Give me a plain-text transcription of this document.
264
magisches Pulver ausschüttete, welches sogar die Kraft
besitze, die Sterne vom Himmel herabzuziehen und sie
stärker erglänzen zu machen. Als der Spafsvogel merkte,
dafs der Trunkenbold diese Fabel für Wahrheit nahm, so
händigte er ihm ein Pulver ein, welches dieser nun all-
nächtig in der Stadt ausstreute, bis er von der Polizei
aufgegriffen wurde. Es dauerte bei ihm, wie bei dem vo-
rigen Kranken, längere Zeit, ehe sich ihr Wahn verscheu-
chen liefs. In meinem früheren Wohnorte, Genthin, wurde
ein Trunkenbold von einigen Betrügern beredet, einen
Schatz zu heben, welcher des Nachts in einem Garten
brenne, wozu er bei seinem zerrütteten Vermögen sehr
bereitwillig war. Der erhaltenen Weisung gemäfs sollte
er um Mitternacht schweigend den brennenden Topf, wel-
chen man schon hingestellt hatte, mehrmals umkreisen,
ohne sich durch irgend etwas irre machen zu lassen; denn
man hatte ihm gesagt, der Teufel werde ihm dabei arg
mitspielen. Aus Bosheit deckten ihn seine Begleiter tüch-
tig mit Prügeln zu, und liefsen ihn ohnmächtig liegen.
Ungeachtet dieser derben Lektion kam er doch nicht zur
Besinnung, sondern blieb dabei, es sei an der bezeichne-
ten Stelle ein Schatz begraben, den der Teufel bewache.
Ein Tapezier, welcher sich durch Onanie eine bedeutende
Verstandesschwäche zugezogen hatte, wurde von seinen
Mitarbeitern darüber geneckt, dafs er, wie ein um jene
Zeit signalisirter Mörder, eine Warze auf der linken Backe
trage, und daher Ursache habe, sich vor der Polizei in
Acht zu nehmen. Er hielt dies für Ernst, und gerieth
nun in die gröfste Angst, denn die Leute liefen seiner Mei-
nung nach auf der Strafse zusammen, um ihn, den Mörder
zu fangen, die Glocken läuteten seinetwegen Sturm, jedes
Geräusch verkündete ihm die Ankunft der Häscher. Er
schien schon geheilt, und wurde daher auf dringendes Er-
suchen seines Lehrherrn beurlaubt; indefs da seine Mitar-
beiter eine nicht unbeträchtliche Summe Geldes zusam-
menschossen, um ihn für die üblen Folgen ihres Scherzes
━━━━━━
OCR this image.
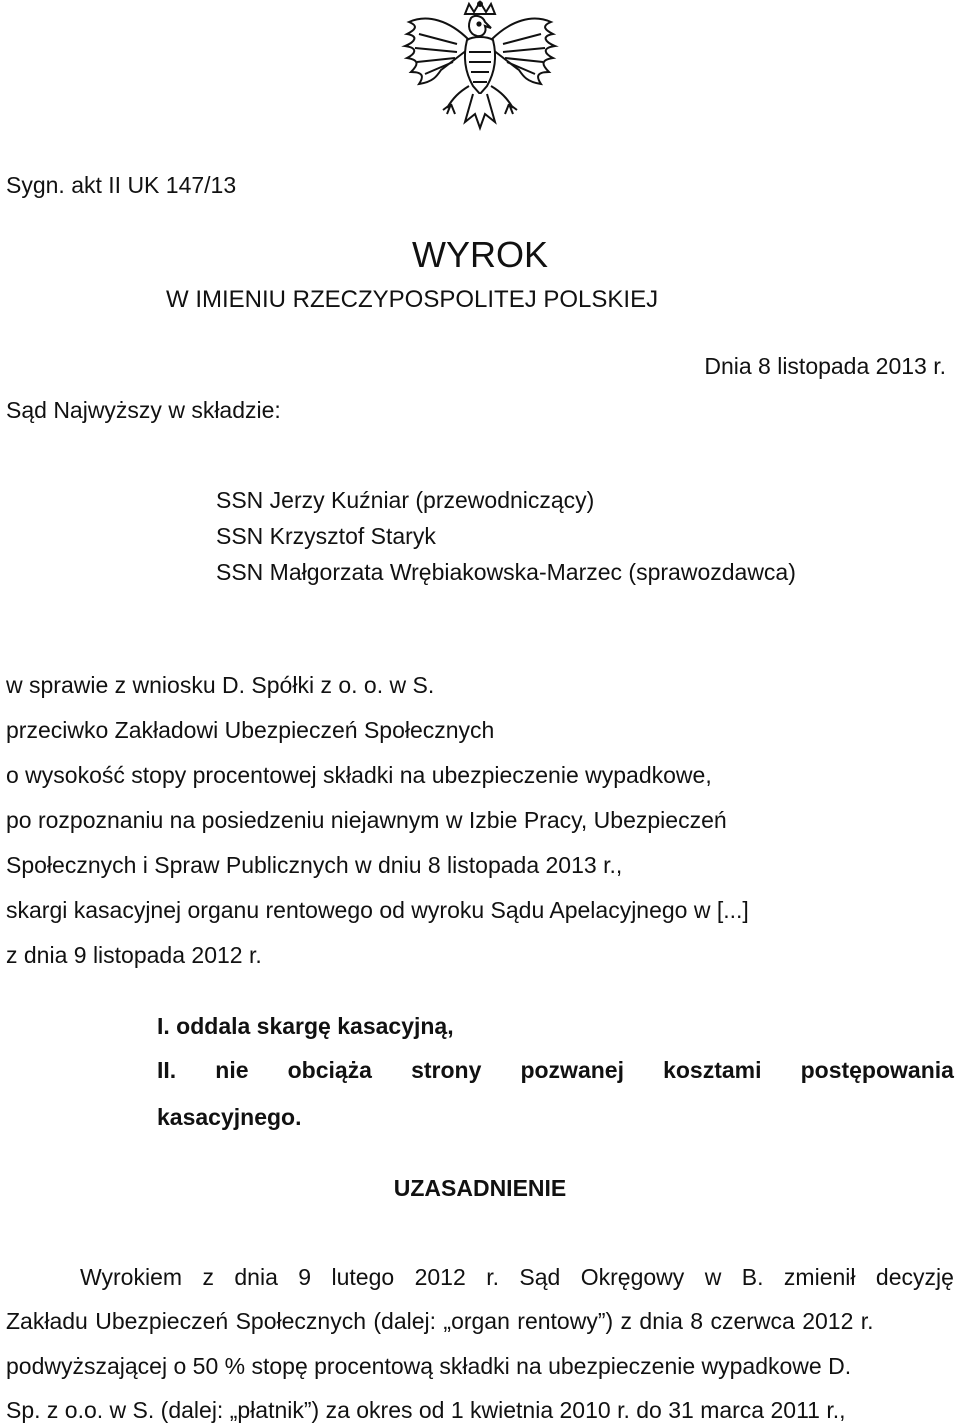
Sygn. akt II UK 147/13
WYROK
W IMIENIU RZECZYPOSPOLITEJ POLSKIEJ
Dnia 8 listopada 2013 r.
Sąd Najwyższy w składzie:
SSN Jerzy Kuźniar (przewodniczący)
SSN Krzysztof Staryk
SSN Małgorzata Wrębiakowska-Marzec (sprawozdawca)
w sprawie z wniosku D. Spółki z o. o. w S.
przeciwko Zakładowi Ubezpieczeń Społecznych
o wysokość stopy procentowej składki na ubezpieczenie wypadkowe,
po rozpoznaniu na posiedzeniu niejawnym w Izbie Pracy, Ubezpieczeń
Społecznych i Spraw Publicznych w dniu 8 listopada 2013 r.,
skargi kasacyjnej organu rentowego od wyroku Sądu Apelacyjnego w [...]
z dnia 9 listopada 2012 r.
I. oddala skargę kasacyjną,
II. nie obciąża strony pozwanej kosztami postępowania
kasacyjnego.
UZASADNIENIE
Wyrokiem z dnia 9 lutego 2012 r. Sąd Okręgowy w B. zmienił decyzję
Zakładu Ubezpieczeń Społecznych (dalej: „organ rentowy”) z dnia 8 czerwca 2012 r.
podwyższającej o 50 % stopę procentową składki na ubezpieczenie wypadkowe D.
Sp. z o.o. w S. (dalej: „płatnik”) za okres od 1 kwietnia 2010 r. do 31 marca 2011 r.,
━━━━━━
## [Task objective]
Among the lines of the records above, count those holding the string "Pulver", and report only the number.

## [Answer to this problem]
2